JOB: Please substitute "sectional" for "cross-sectional" throughout the rows below and repeat them with nothing else changed.

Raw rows
┌────────
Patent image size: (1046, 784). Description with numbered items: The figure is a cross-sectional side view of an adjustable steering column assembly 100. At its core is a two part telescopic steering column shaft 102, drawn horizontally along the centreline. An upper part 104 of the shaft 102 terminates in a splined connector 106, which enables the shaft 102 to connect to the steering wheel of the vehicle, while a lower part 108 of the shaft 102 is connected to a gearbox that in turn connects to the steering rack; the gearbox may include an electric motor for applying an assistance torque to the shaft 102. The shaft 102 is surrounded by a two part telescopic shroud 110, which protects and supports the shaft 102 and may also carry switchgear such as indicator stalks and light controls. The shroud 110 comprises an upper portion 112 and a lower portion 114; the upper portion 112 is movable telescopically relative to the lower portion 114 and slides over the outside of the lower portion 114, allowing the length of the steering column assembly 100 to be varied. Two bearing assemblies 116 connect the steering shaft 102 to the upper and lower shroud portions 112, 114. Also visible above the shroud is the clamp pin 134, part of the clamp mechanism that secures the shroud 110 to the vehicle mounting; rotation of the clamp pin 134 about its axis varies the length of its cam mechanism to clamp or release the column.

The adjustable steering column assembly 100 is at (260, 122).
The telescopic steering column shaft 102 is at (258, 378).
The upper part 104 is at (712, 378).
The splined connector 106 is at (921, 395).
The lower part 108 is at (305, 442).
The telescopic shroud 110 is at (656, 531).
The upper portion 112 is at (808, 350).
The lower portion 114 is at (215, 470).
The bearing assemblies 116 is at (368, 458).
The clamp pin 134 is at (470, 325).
└────────
SOLVED PROBLEM:
Patent image size: (1046, 784). Description with numbered items: The figure is a sectional side view of an adjustable steering column assembly 100. At its core is a two part telescopic steering column shaft 102, drawn horizontally along the centreline. An upper part 104 of the shaft 102 terminates in a splined connector 106, which enables the shaft 102 to connect to the steering wheel of the vehicle, while a lower part 108 of the shaft 102 is connected to a gearbox that in turn connects to the steering rack; the gearbox may include an electric motor for applying an assistance torque to the shaft 102. The shaft 102 is surrounded by a two part telescopic shroud 110, which protects and supports the shaft 102 and may also carry switchgear such as indicator stalks and light controls. The shroud 110 comprises an upper portion 112 and a lower portion 114; the upper portion 112 is movable telescopically relative to the lower portion 114 and slides over the outside of the lower portion 114, allowing the length of the steering column assembly 100 to be varied. Two bearing assemblies 116 connect the steering shaft 102 to the upper and lower shroud portions 112, 114. Also visible above the shroud is the clamp pin 134, part of the clamp mechanism that secures the shroud 110 to the vehicle mounting; rotation of the clamp pin 134 about its axis varies the length of its cam mechanism to clamp or release the column.

The adjustable steering column assembly 100 is at (260, 122).
The telescopic steering column shaft 102 is at (258, 378).
The upper part 104 is at (712, 378).
The splined connector 106 is at (921, 395).
The lower part 108 is at (305, 442).
The telescopic shroud 110 is at (656, 531).
The upper portion 112 is at (808, 350).
The lower portion 114 is at (215, 470).
The bearing assemblies 116 is at (368, 458).
The clamp pin 134 is at (470, 325).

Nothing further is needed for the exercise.